§ INSTRUCTIONS TO FOLLOW
Tell me how many lines hold "caracter", please, using only the number.

- - - - - - -

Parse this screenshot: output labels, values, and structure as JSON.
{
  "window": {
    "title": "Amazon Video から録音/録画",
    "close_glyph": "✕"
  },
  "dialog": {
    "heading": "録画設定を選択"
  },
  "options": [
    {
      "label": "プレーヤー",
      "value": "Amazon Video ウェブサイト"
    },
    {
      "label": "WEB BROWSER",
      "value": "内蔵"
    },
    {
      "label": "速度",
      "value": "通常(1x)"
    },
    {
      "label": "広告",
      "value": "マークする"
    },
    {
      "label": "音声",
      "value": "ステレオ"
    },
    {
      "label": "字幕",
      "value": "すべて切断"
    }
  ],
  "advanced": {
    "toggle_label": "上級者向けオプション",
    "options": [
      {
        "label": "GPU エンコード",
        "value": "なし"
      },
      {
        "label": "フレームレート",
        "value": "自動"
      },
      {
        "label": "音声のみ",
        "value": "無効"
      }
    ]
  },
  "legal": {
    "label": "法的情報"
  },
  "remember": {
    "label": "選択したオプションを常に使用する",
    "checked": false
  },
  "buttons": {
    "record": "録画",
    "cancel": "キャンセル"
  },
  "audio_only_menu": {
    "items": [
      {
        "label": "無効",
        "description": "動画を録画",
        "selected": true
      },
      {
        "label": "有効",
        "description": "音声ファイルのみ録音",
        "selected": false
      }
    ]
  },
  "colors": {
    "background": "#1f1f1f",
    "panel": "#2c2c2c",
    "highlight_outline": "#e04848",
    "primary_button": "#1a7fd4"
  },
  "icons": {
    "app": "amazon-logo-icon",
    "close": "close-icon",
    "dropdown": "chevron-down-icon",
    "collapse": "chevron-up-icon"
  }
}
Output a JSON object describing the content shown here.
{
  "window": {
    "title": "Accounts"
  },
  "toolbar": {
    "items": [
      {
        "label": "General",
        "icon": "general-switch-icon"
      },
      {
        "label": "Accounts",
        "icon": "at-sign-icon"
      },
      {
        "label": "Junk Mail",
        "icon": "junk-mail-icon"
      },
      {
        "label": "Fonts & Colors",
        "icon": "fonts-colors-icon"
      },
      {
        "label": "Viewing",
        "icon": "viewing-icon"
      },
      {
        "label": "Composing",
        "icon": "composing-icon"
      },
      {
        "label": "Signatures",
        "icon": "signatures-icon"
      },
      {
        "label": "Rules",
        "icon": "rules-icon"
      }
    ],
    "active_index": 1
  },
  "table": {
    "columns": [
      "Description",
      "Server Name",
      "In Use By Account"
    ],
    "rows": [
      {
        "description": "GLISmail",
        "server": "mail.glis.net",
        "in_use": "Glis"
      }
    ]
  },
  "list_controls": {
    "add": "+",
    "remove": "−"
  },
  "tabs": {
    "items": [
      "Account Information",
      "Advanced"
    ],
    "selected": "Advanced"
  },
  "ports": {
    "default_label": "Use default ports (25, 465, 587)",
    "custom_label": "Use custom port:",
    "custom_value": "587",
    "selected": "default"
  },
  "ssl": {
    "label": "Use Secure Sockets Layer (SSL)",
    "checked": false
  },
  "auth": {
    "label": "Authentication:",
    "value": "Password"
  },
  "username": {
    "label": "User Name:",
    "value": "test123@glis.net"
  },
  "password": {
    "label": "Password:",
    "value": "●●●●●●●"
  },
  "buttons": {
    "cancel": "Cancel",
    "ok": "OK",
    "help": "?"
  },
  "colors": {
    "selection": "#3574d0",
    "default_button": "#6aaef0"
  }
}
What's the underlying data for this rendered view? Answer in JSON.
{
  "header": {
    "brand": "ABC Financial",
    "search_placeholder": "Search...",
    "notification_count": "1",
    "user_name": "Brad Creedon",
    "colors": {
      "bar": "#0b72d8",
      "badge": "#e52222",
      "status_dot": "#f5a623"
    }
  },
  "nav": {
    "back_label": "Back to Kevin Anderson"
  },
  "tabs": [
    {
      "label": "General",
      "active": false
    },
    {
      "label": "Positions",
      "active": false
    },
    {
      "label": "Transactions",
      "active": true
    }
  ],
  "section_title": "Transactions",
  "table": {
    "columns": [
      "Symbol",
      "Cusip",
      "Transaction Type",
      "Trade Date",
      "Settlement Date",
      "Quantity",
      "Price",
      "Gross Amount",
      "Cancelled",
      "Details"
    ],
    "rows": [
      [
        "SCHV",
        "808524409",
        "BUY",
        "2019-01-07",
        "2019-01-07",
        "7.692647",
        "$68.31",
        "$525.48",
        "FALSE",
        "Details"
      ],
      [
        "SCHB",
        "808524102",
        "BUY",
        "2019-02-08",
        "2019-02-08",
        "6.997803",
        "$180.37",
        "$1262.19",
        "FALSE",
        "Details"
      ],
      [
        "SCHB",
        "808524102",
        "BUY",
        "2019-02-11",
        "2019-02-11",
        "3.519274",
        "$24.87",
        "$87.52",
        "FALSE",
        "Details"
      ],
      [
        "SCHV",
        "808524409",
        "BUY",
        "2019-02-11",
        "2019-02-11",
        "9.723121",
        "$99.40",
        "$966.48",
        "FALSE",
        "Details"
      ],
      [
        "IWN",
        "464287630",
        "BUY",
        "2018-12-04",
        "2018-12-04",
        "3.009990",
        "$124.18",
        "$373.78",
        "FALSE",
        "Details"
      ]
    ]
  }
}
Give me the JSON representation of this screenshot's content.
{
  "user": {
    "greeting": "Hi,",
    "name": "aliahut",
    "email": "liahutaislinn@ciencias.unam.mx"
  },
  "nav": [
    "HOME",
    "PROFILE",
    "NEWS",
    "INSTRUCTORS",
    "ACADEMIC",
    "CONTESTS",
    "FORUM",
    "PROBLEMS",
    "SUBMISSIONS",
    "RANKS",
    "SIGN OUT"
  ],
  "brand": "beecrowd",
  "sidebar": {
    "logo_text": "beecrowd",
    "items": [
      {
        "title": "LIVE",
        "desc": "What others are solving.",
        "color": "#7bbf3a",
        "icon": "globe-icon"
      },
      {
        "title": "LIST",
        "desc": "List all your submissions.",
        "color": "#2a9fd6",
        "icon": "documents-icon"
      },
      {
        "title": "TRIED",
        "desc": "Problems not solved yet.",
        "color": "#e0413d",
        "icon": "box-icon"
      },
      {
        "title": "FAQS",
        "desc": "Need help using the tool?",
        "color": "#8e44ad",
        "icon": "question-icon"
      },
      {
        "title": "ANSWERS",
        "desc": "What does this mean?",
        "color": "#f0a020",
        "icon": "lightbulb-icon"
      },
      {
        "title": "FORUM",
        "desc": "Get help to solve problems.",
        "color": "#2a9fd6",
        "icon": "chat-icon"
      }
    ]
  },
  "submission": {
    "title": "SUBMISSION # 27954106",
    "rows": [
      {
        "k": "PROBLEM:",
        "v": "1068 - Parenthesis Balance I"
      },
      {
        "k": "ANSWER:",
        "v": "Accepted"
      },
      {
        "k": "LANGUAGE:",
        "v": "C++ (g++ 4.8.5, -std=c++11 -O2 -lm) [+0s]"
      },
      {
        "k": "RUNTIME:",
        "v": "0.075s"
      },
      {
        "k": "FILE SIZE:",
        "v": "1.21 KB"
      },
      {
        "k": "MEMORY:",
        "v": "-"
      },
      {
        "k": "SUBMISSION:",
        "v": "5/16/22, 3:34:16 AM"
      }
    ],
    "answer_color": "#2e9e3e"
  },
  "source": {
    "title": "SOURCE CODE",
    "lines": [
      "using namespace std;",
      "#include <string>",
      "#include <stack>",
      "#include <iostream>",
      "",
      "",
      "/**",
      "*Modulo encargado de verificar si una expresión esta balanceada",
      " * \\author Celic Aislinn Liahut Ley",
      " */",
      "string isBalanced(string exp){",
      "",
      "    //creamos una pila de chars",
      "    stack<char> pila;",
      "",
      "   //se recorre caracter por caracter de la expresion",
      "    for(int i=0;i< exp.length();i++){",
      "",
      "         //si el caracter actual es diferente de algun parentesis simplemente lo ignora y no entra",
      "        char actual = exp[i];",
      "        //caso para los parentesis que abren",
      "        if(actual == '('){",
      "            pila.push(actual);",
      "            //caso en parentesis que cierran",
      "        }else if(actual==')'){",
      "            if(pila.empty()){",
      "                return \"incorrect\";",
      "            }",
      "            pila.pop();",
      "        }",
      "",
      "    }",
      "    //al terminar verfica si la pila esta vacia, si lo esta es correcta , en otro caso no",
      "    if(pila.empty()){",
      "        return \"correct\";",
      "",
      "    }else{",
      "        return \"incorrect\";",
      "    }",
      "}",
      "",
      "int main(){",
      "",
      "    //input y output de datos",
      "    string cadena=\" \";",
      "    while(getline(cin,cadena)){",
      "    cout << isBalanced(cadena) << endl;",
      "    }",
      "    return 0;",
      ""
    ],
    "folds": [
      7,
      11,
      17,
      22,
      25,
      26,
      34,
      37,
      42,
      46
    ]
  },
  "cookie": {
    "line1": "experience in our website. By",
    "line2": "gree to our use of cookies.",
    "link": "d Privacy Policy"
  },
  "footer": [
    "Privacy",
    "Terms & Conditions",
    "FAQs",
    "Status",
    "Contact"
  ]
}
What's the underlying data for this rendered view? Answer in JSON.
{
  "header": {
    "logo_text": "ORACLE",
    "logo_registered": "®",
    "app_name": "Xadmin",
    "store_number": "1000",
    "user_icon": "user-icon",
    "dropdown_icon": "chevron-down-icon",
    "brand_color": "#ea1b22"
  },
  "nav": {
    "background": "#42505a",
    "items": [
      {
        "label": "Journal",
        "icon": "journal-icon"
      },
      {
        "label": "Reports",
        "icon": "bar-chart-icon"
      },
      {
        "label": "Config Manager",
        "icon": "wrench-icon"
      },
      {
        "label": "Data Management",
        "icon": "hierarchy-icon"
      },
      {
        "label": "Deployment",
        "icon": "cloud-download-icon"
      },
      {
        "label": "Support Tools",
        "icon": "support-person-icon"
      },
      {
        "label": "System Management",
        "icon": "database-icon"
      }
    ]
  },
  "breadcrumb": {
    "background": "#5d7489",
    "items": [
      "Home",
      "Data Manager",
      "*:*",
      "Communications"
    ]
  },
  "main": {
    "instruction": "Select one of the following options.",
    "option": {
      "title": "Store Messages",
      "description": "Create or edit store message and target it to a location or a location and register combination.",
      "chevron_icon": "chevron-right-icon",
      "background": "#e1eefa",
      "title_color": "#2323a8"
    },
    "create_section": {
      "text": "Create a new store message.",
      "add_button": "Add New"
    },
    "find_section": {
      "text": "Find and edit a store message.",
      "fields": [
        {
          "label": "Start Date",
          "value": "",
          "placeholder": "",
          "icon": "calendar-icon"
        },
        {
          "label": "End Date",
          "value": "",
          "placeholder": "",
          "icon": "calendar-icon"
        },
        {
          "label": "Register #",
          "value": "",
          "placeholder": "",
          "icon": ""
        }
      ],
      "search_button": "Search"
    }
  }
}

- - - - - - -

§ WRITTEN SOLUTION
2